Request - Check each line of the records below and collect those that include the word "Loan".

Input records -
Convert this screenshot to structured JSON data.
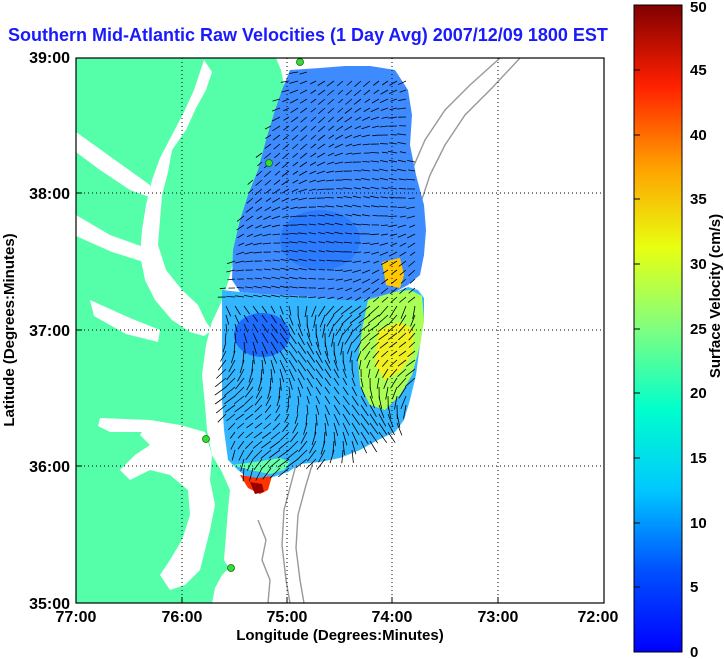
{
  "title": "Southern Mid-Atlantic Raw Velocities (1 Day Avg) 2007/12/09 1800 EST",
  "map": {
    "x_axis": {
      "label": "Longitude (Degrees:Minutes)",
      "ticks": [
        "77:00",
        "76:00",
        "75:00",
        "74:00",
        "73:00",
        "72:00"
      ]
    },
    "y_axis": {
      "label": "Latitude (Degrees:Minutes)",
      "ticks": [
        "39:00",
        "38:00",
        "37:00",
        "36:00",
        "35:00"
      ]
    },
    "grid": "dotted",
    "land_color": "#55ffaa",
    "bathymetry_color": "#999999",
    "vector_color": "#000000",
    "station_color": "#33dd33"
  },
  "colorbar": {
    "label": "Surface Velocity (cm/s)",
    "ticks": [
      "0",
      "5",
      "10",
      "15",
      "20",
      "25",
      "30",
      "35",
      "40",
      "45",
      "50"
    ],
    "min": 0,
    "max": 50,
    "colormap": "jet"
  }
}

* * *

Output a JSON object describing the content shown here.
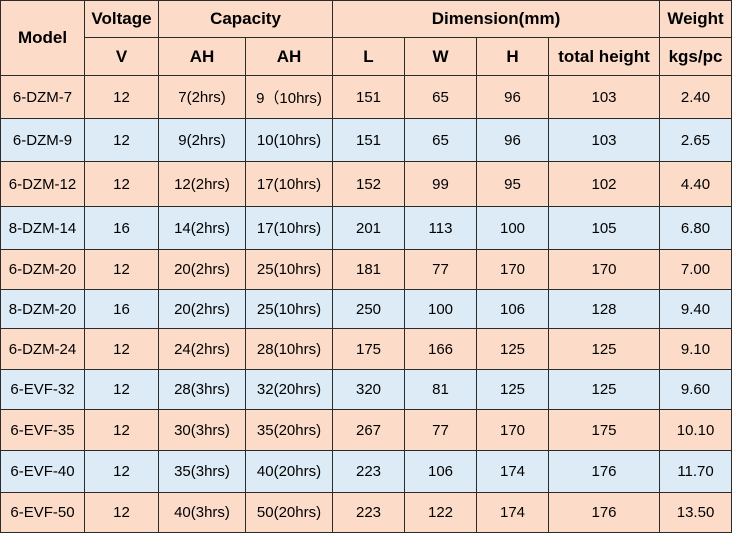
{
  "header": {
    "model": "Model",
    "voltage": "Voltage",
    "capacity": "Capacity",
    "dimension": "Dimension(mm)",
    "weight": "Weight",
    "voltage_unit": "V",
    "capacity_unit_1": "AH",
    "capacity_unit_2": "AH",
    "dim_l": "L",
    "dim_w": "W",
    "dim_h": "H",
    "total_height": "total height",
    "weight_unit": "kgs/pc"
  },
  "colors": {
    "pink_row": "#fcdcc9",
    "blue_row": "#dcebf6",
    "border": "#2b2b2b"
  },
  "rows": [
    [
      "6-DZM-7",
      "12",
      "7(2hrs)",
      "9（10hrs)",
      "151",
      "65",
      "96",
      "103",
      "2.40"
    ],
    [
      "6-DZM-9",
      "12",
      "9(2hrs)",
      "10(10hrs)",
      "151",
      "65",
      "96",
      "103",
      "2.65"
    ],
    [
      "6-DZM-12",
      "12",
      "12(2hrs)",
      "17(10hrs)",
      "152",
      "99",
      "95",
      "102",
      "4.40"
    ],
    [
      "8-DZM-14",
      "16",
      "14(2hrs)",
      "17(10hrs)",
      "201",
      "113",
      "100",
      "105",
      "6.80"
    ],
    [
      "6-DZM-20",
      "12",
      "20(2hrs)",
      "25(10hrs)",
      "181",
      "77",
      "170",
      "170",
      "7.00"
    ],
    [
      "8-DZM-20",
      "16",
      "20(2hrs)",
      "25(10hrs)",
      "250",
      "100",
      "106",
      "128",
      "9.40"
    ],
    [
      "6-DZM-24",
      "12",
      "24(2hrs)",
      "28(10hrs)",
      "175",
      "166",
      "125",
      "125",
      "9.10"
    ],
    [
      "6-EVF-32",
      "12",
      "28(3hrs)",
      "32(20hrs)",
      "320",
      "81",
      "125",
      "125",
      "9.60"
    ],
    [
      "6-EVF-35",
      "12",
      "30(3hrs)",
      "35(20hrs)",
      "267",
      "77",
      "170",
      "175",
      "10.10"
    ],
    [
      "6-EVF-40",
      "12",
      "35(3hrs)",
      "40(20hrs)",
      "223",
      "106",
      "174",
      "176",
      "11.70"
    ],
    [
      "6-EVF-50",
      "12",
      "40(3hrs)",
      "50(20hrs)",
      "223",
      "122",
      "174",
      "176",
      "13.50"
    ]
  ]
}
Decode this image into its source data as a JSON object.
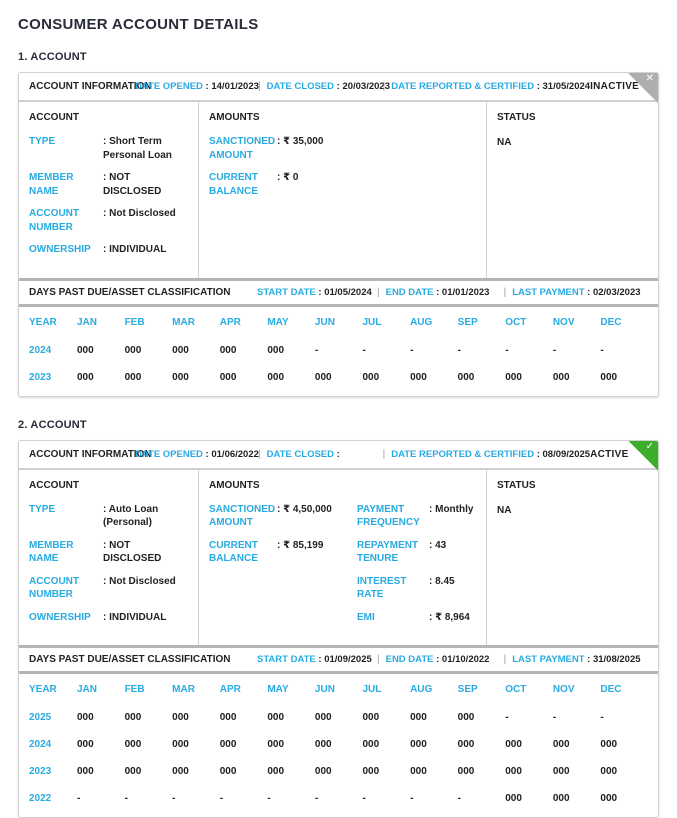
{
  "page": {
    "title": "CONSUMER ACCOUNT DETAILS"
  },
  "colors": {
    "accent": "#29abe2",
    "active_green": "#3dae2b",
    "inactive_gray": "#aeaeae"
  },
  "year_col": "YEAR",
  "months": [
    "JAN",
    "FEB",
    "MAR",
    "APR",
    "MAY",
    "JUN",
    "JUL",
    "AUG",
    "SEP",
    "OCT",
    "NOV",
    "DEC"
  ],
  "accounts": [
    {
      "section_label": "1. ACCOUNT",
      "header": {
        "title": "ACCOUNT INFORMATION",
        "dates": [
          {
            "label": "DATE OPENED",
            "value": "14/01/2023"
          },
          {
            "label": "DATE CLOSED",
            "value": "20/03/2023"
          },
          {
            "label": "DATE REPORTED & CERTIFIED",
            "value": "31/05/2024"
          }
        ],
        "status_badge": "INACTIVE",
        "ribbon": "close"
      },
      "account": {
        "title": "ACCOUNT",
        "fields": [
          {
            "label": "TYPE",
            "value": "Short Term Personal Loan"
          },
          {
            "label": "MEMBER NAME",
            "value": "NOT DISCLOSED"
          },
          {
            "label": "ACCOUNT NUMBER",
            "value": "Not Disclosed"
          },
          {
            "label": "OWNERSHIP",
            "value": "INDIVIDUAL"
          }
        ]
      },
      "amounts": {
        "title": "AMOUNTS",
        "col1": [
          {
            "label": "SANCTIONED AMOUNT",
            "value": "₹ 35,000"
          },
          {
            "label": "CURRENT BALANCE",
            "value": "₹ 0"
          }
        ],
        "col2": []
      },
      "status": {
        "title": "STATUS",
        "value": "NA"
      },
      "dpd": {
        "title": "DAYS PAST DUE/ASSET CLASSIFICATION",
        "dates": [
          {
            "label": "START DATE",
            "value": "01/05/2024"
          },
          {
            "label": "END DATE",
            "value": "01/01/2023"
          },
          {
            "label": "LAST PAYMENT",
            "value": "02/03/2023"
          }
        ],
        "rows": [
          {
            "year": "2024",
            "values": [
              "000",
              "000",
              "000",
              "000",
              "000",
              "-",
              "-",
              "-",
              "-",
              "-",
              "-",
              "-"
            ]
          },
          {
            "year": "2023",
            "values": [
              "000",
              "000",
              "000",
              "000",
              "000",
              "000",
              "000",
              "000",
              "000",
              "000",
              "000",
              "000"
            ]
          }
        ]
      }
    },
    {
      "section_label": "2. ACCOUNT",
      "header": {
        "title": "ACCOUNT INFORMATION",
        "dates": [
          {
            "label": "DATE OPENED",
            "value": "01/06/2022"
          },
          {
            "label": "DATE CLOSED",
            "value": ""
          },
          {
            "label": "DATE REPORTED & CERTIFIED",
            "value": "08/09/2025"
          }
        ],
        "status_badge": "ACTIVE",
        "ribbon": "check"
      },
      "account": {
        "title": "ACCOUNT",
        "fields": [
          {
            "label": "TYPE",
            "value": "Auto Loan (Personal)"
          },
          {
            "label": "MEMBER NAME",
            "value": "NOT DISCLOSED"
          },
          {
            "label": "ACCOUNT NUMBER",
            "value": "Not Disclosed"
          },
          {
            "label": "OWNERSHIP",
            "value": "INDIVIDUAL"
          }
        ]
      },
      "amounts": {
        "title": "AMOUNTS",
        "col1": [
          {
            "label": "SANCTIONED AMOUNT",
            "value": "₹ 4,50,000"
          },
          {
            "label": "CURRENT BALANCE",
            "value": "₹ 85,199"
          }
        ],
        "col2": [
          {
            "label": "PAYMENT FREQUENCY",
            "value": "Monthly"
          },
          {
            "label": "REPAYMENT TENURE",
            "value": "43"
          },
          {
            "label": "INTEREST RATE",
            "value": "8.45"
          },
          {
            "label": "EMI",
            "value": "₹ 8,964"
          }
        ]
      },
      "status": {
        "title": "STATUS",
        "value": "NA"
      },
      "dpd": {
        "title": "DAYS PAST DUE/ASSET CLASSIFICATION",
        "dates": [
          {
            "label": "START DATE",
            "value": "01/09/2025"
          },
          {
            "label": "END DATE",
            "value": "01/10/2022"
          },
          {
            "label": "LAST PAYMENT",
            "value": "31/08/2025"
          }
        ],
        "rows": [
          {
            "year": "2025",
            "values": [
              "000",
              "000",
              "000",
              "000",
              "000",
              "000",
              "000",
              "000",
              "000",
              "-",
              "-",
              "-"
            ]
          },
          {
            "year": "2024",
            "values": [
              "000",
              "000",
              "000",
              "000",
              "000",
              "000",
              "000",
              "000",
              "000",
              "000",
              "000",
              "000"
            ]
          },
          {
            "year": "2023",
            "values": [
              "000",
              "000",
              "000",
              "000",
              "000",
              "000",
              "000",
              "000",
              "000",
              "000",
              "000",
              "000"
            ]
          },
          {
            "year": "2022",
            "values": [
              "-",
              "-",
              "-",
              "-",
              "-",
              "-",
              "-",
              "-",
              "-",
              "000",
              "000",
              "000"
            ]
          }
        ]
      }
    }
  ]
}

==

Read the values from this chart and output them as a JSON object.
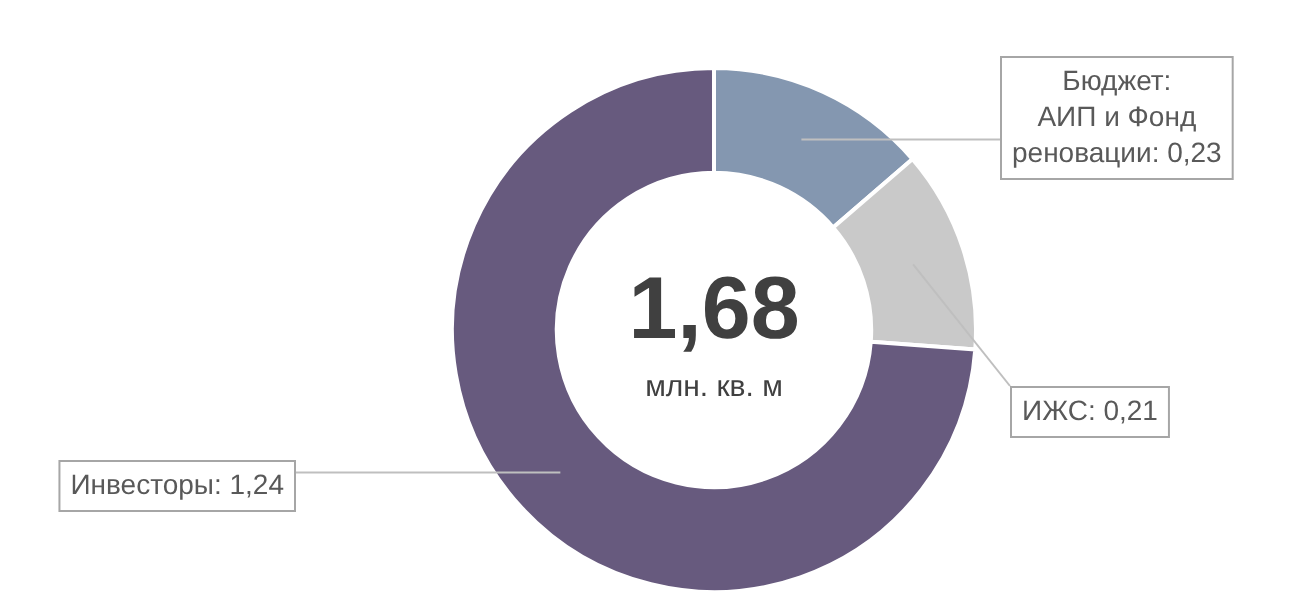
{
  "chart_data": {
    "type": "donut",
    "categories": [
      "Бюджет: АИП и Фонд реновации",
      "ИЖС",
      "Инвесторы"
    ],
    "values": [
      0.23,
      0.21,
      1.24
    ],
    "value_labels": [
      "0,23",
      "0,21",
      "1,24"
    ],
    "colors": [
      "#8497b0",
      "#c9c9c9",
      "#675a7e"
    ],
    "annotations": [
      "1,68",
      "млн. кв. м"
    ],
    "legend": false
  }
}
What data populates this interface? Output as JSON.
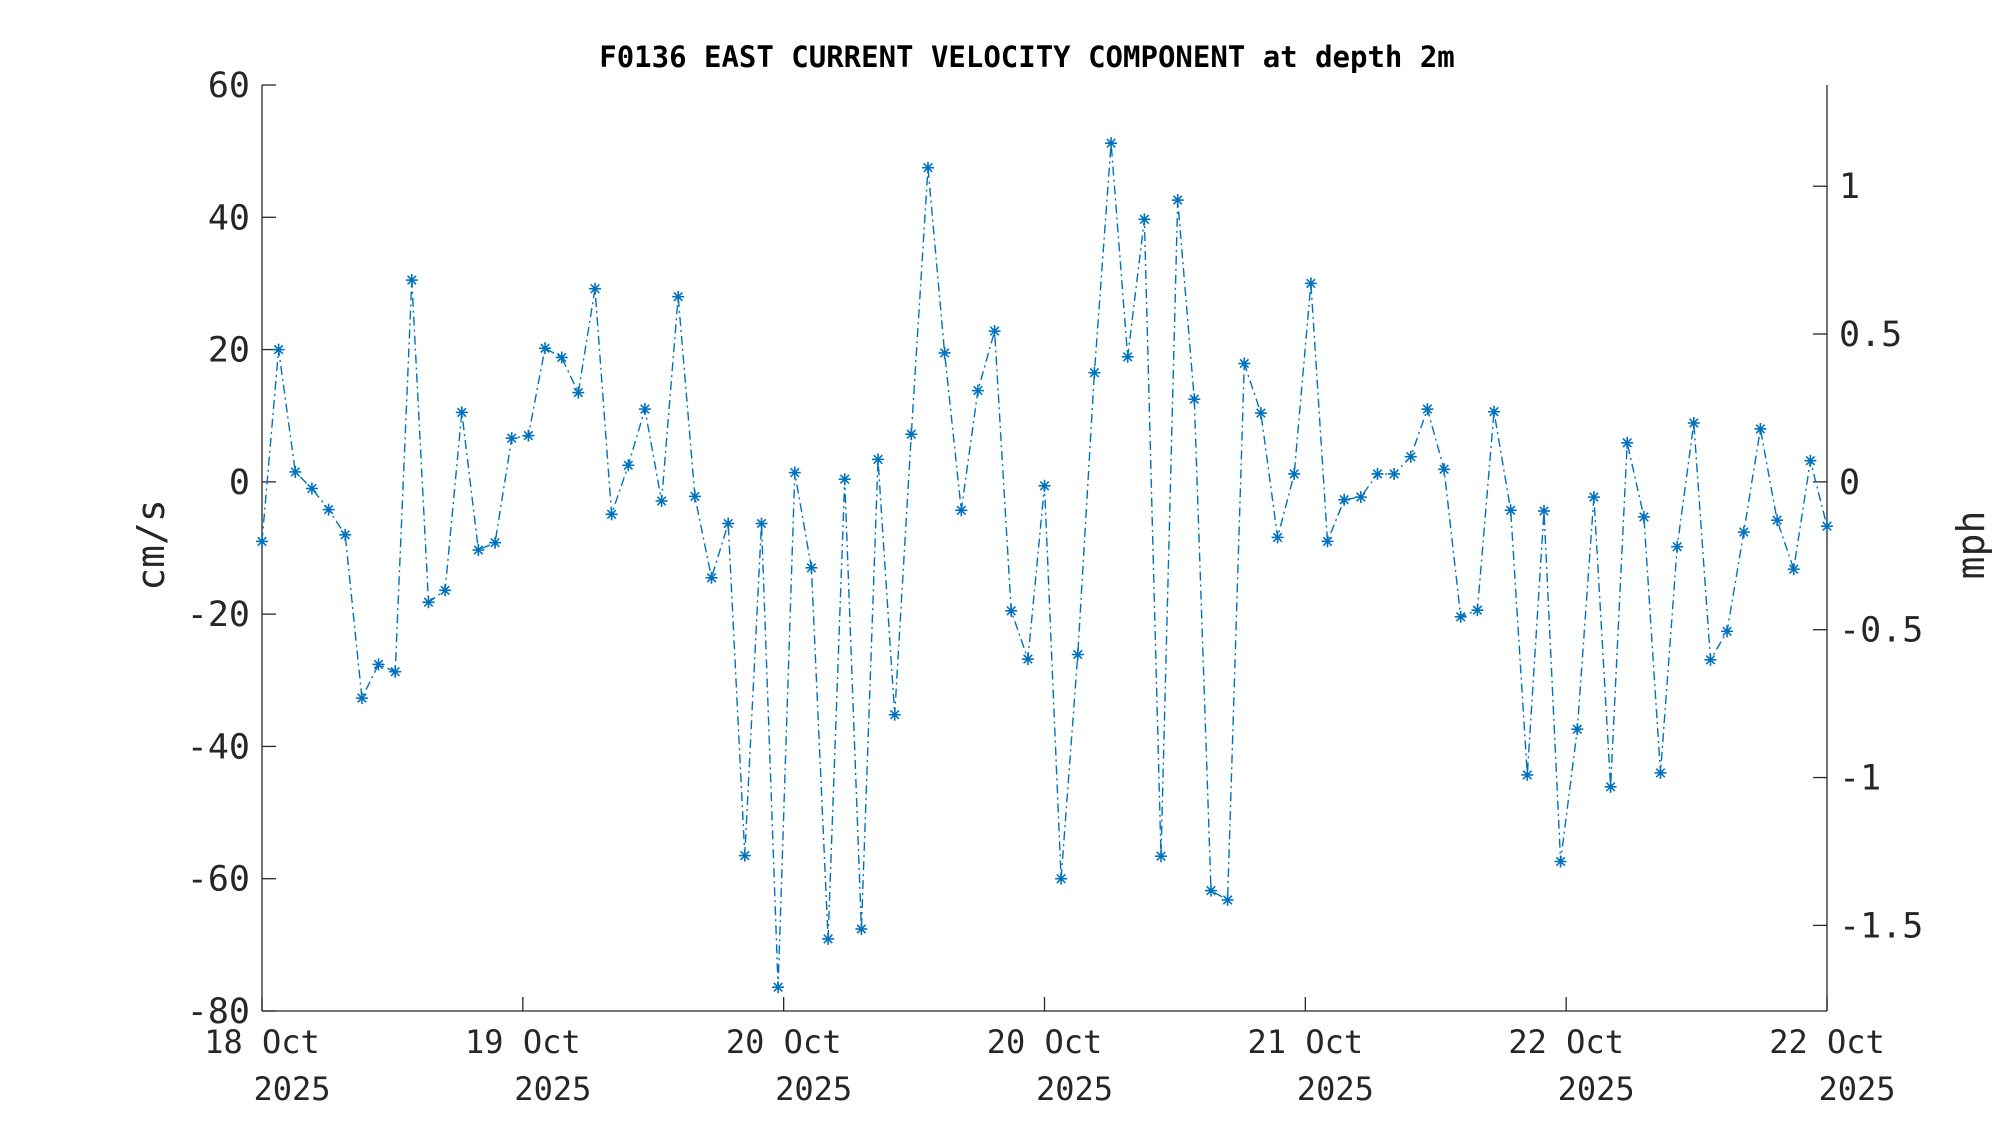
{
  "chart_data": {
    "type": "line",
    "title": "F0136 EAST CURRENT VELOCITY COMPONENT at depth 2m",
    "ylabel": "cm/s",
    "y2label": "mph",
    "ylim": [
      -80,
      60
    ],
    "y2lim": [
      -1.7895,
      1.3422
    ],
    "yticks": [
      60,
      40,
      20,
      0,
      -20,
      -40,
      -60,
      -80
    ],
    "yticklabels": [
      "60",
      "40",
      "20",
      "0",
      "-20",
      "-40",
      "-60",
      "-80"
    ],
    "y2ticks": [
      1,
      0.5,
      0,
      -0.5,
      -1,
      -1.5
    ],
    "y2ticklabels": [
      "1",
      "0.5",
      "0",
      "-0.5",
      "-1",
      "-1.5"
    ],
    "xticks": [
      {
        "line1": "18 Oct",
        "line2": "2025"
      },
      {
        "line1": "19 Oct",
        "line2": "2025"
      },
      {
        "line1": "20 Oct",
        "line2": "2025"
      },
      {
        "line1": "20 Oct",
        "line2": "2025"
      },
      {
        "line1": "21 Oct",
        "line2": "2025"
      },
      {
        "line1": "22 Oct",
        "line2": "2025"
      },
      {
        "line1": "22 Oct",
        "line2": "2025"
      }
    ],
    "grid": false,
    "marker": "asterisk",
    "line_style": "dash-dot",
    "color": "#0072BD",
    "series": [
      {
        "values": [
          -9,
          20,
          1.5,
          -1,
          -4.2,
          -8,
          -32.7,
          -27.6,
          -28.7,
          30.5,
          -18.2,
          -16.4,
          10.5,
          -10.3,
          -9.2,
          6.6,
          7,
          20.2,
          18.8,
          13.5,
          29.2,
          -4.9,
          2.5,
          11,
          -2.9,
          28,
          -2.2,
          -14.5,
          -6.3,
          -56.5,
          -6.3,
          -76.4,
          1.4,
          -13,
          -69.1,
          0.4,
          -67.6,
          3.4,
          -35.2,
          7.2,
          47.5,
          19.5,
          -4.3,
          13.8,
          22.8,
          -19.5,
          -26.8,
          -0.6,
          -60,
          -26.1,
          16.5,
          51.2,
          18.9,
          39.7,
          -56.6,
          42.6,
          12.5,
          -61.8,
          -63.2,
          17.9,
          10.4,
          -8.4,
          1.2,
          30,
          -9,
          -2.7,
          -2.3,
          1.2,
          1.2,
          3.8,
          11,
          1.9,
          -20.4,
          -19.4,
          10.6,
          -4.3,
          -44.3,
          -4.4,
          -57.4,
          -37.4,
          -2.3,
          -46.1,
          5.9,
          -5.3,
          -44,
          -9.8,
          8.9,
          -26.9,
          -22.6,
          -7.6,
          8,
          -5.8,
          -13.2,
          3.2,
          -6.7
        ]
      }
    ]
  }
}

Problem solution -
            "value": "Short Term Personal Loan"
            "value": "Auto Loan (Personal)"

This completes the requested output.